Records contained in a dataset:
**********
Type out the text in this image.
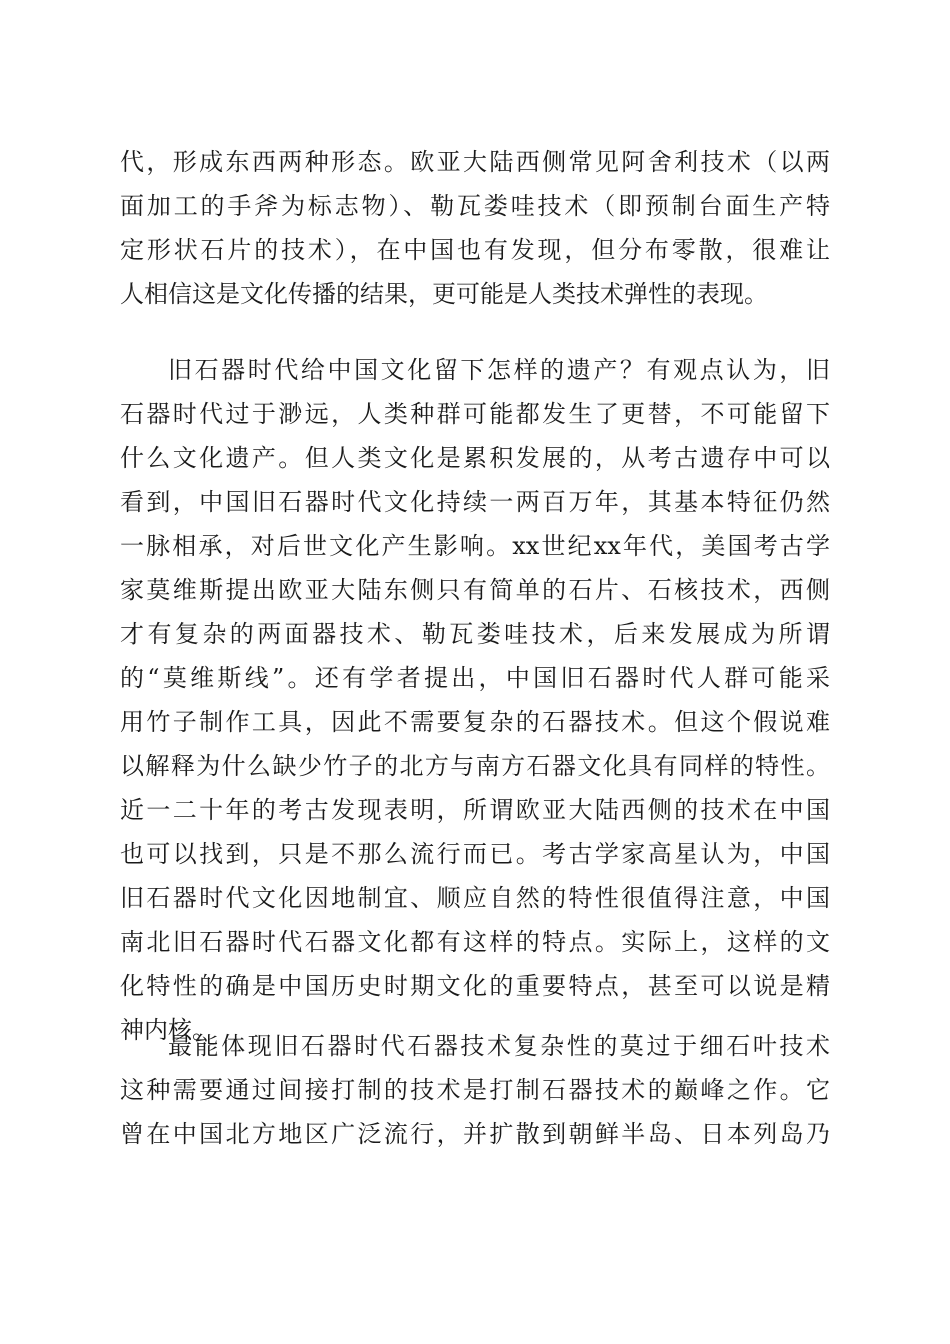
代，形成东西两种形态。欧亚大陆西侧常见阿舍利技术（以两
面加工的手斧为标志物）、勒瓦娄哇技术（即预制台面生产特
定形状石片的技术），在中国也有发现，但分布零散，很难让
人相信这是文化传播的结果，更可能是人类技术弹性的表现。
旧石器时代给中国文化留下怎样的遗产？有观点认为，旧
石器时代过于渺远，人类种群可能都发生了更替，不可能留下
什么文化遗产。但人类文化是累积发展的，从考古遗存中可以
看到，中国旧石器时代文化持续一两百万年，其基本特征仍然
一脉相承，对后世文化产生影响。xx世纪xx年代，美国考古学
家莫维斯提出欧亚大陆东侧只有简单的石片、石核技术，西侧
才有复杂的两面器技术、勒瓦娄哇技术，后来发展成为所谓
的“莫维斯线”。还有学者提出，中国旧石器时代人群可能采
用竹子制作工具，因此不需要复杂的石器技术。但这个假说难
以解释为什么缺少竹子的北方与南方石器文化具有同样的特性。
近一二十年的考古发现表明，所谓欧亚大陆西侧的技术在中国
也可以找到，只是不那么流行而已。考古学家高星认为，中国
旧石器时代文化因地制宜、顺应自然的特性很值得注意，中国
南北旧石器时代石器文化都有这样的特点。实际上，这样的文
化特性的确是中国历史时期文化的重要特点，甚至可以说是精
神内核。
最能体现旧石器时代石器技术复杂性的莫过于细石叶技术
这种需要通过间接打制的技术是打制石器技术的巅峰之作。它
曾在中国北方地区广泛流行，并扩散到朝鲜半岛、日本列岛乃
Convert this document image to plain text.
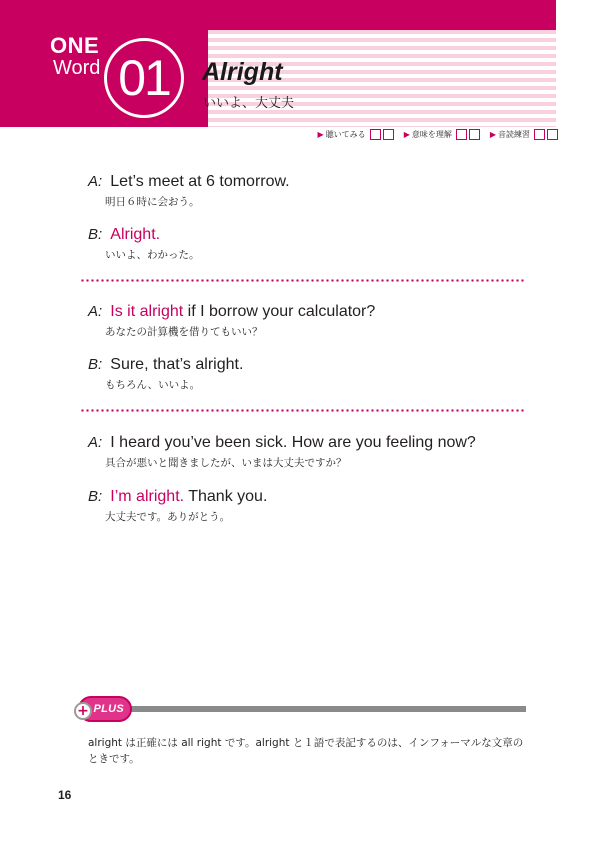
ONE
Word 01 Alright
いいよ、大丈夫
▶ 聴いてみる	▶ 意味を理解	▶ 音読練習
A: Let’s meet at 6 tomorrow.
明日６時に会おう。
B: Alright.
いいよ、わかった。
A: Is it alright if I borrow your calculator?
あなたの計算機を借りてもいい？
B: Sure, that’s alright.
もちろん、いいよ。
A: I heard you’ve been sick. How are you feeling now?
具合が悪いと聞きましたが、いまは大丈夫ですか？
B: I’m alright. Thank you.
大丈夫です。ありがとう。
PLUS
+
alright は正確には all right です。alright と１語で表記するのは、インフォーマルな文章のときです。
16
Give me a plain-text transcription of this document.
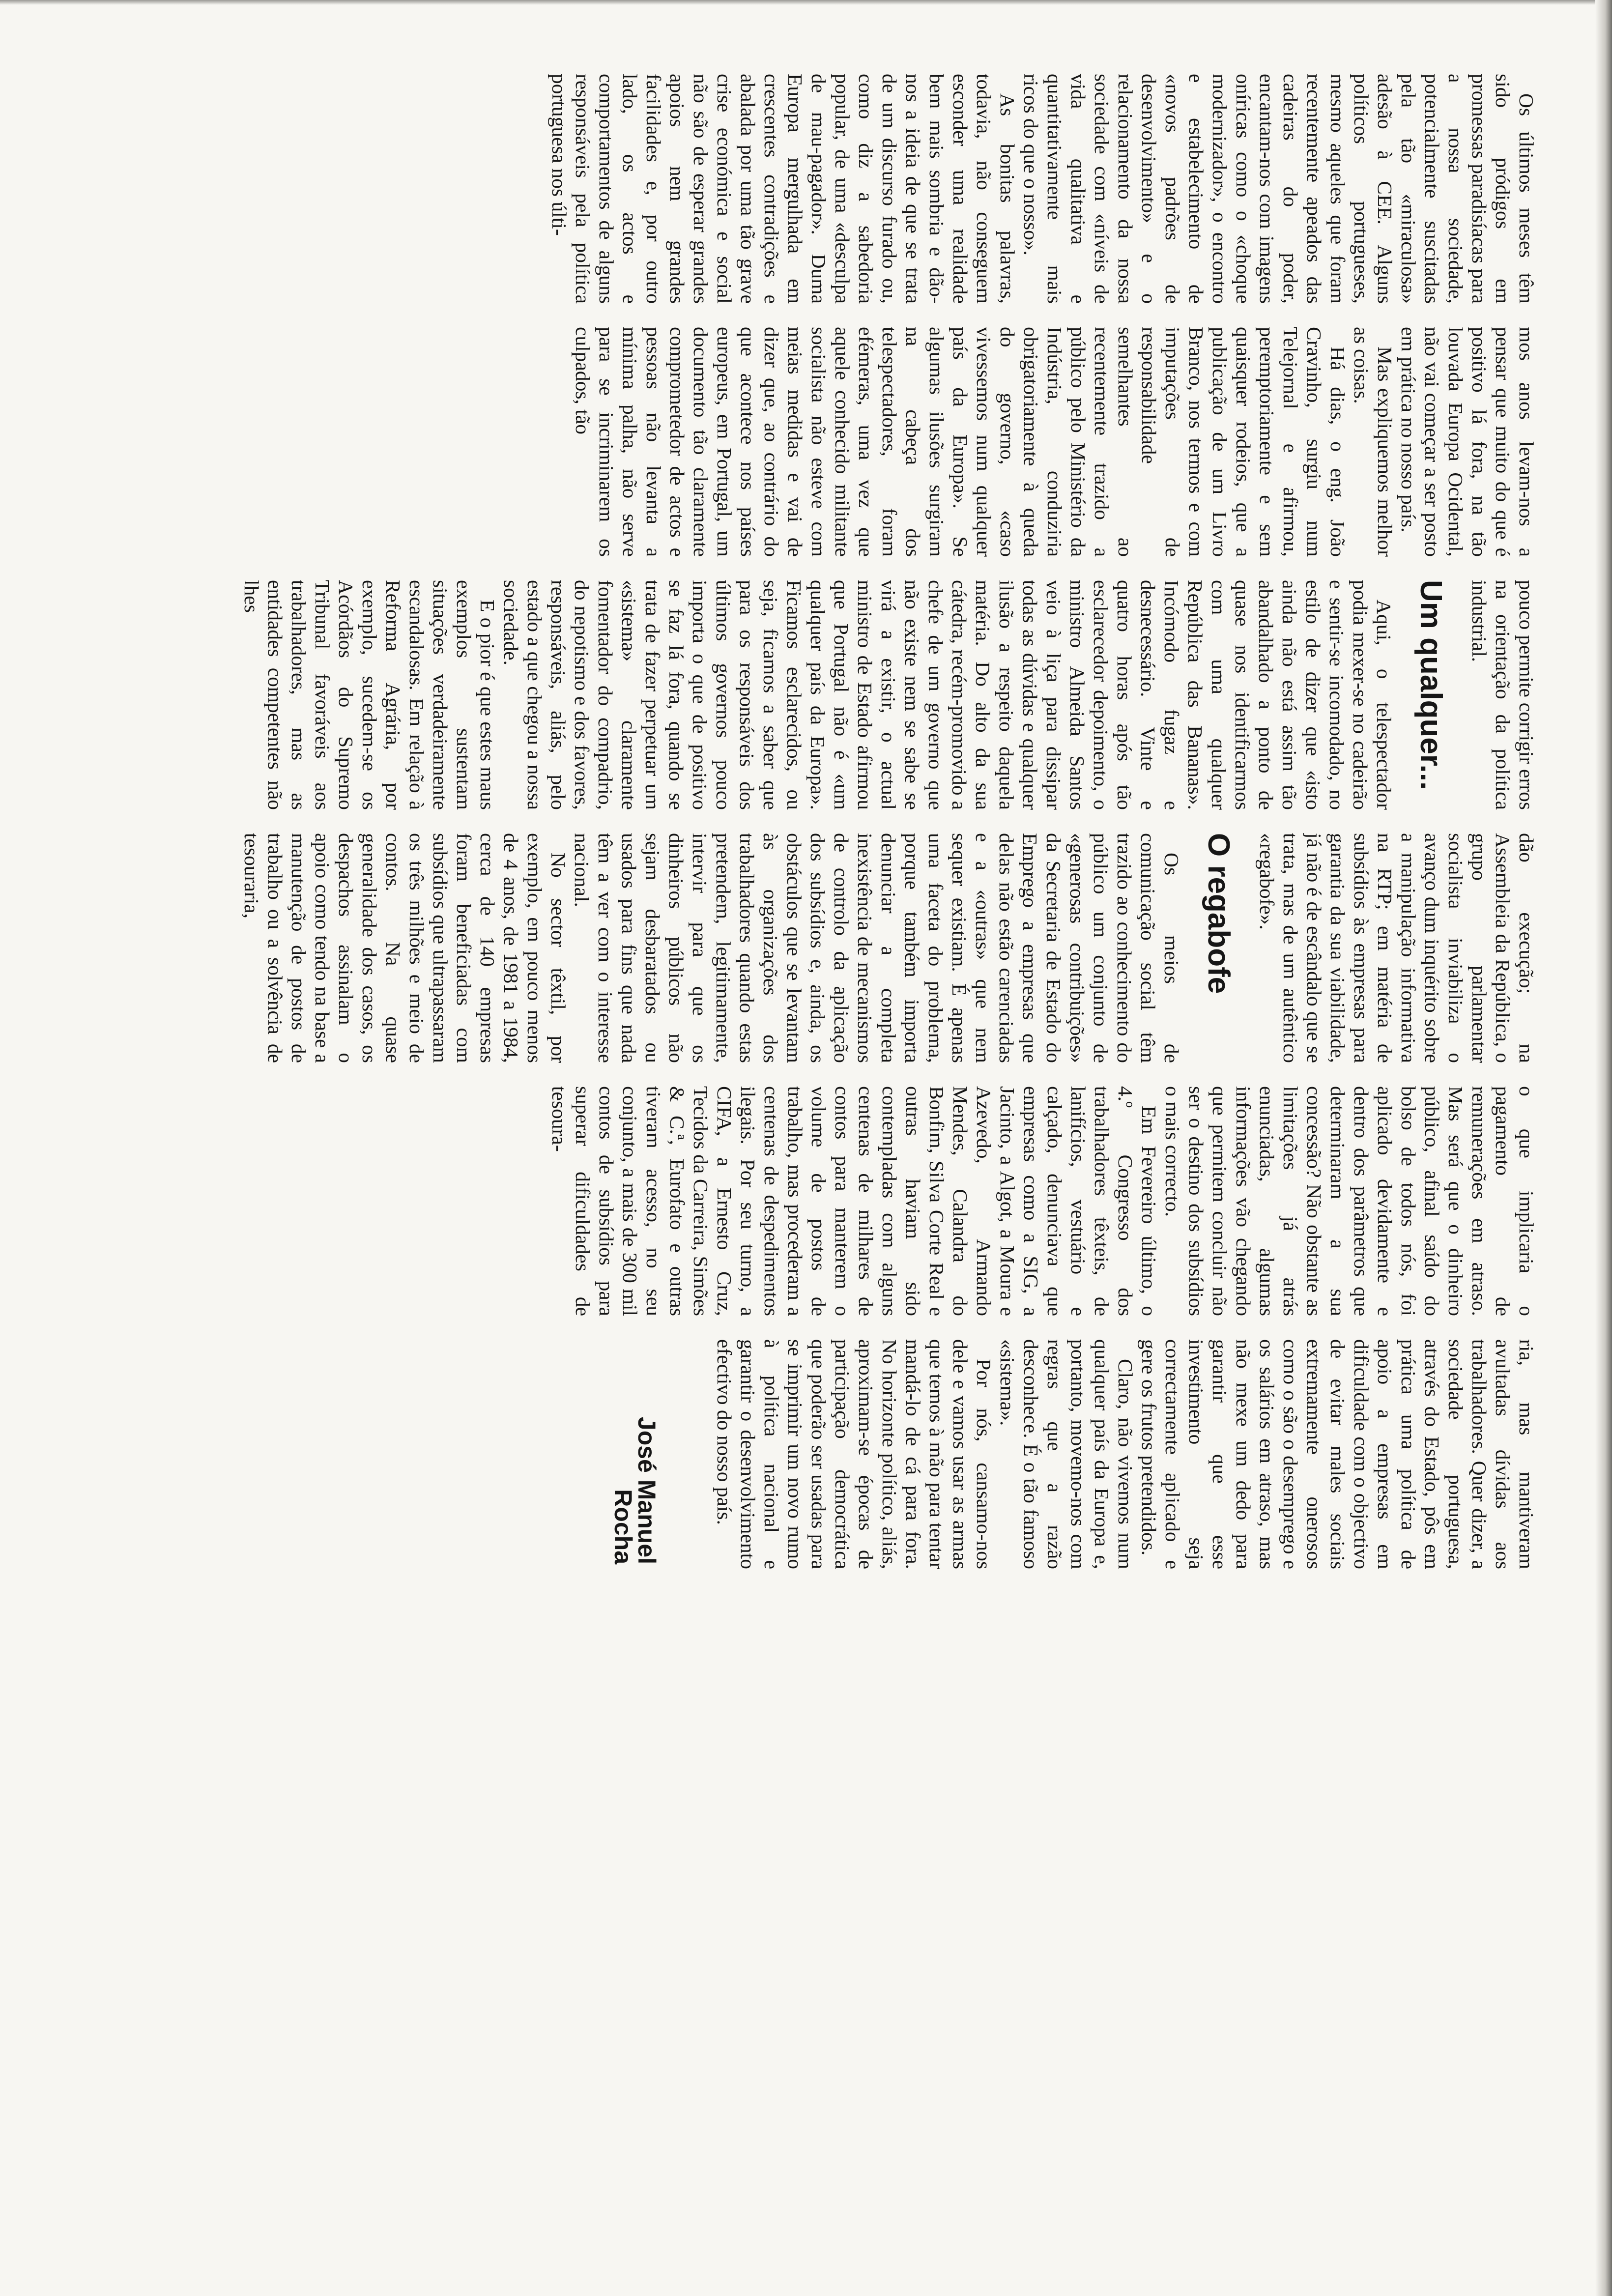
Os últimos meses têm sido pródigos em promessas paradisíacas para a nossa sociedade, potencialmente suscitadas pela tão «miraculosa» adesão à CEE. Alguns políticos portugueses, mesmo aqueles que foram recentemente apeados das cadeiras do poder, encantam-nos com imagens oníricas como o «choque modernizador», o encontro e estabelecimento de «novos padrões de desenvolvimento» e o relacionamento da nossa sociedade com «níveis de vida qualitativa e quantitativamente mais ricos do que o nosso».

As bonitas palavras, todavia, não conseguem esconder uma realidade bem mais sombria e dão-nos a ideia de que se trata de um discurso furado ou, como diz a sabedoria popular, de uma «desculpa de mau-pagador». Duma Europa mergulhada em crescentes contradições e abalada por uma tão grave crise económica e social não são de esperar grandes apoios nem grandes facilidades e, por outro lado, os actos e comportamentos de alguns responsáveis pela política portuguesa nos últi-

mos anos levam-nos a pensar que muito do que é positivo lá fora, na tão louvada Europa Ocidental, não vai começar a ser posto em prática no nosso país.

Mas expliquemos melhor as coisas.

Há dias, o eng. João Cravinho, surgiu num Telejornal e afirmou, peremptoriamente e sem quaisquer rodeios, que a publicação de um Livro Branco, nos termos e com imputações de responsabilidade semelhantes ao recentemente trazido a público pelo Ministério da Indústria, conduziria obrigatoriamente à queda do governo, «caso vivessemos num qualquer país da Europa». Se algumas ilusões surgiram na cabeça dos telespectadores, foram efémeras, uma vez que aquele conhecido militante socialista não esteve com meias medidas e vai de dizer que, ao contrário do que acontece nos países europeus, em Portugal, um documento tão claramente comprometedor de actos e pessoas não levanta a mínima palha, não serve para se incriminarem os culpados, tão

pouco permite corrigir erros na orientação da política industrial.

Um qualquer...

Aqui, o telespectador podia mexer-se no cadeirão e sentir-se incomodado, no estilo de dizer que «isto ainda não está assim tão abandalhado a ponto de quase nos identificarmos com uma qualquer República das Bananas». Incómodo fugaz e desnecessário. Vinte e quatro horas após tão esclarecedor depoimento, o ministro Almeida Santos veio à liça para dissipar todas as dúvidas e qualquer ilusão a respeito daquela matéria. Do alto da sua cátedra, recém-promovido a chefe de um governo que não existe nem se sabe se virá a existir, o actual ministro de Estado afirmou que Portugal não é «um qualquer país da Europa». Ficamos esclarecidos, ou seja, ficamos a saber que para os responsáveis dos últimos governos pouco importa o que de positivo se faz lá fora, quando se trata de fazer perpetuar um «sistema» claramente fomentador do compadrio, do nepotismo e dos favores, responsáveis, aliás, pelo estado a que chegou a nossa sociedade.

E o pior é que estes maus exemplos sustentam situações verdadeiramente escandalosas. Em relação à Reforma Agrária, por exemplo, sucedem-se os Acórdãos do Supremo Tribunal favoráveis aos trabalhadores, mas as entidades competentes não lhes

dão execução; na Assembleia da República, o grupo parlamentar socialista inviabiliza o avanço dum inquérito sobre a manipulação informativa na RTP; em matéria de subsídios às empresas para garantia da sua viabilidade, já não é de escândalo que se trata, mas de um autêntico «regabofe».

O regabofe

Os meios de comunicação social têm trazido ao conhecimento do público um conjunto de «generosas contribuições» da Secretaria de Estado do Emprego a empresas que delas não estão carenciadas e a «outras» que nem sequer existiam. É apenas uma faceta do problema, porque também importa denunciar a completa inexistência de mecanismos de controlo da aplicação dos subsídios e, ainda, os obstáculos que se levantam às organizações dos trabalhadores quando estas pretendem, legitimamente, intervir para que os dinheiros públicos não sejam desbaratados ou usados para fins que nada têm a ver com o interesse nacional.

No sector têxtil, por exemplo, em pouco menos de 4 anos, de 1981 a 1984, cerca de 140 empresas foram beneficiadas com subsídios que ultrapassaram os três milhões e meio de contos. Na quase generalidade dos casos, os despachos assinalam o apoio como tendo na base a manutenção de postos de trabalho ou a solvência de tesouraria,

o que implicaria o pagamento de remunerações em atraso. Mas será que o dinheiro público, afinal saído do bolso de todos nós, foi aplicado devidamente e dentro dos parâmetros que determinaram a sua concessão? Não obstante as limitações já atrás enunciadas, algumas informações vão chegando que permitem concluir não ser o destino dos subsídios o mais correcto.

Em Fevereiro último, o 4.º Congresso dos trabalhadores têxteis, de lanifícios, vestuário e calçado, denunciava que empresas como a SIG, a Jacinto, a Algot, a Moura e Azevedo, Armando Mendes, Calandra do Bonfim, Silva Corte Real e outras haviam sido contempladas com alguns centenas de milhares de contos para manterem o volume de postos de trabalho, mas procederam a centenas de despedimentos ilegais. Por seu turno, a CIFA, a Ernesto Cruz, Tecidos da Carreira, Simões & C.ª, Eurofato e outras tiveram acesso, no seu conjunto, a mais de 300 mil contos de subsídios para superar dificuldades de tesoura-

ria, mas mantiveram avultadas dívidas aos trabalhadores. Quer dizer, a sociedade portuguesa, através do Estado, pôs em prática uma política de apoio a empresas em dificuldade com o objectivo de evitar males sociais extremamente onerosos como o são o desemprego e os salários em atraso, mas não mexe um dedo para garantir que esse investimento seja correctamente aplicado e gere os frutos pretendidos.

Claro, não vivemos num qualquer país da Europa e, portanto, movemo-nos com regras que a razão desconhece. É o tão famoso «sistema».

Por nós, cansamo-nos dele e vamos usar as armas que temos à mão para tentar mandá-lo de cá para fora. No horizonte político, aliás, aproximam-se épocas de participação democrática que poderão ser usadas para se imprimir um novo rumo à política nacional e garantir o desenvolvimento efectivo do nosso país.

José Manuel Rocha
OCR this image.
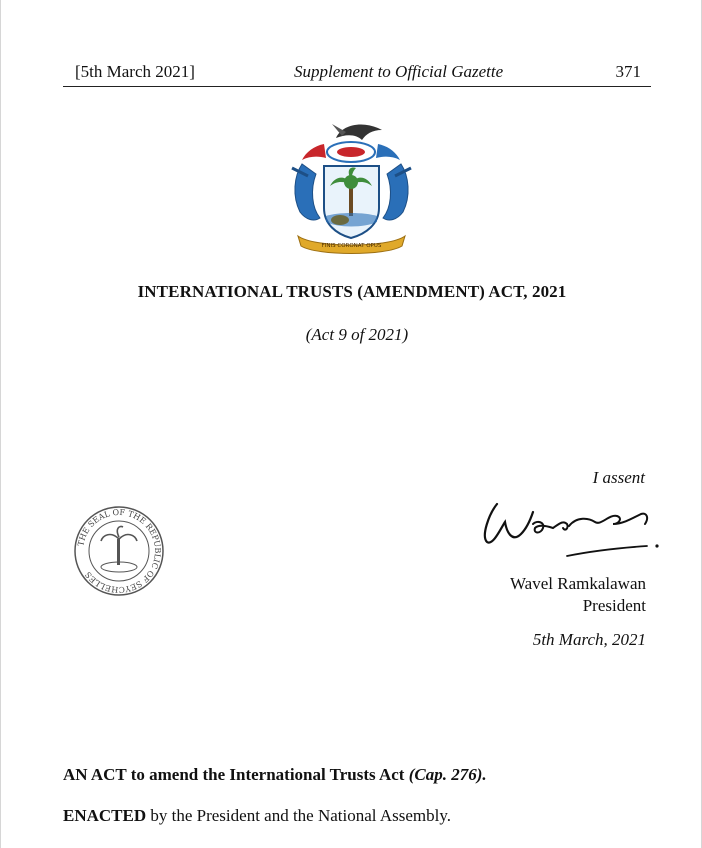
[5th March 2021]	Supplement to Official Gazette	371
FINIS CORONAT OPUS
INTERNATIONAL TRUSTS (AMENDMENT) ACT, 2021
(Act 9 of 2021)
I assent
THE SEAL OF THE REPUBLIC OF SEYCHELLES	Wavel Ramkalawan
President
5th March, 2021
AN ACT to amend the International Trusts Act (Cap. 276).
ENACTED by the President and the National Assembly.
**********
EXERCISE OBJECTIVE
Output nothing but the lines from the line with "OCR this image." through the last line of the material above, please, word for word and without the pictures.

THE ANSWER
OCR this image.
[5th March 2021]	Supplement to Official Gazette	371
FINIS CORONAT OPUS
INTERNATIONAL TRUSTS (AMENDMENT) ACT, 2021
(Act 9 of 2021)
I assent
THE SEAL OF THE REPUBLIC OF SEYCHELLES	Wavel Ramkalawan
President
5th March, 2021
AN ACT to amend the International Trusts Act (Cap. 276).
ENACTED by the President and the National Assembly.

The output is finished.